━━━━━ INPUT MATERIAL
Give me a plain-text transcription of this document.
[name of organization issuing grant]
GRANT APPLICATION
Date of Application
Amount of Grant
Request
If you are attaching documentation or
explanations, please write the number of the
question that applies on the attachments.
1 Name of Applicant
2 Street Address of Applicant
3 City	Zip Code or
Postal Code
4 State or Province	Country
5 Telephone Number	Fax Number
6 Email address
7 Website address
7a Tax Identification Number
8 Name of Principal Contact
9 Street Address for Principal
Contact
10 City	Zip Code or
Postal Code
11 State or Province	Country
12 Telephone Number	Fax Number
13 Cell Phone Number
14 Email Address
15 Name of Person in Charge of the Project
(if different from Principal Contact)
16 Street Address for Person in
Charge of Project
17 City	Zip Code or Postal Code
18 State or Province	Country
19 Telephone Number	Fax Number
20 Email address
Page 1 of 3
━━━━━━━━━━
GOAL OF THE EXERCISE
Reproduce the data shown above exactly.

FINAL RESULT
Give me a plain-text transcription of this document.
[name of organization issuing grant]
GRANT APPLICATION
Date of Application
Amount of Grant
Request
If you are attaching documentation or
explanations, please write the number of the
question that applies on the attachments.
1 Name of Applicant
2 Street Address of Applicant
3 City	Zip Code or
Postal Code
4 State or Province	Country
5 Telephone Number	Fax Number
6 Email address
7 Website address
7a Tax Identification Number
8 Name of Principal Contact
9 Street Address for Principal
Contact
10 City	Zip Code or
Postal Code
11 State or Province	Country
12 Telephone Number	Fax Number
13 Cell Phone Number
14 Email Address
15 Name of Person in Charge of the Project
(if different from Principal Contact)
16 Street Address for Person in
Charge of Project
17 City	Zip Code or Postal Code
18 State or Province	Country
19 Telephone Number	Fax Number
20 Email address
Page 1 of 3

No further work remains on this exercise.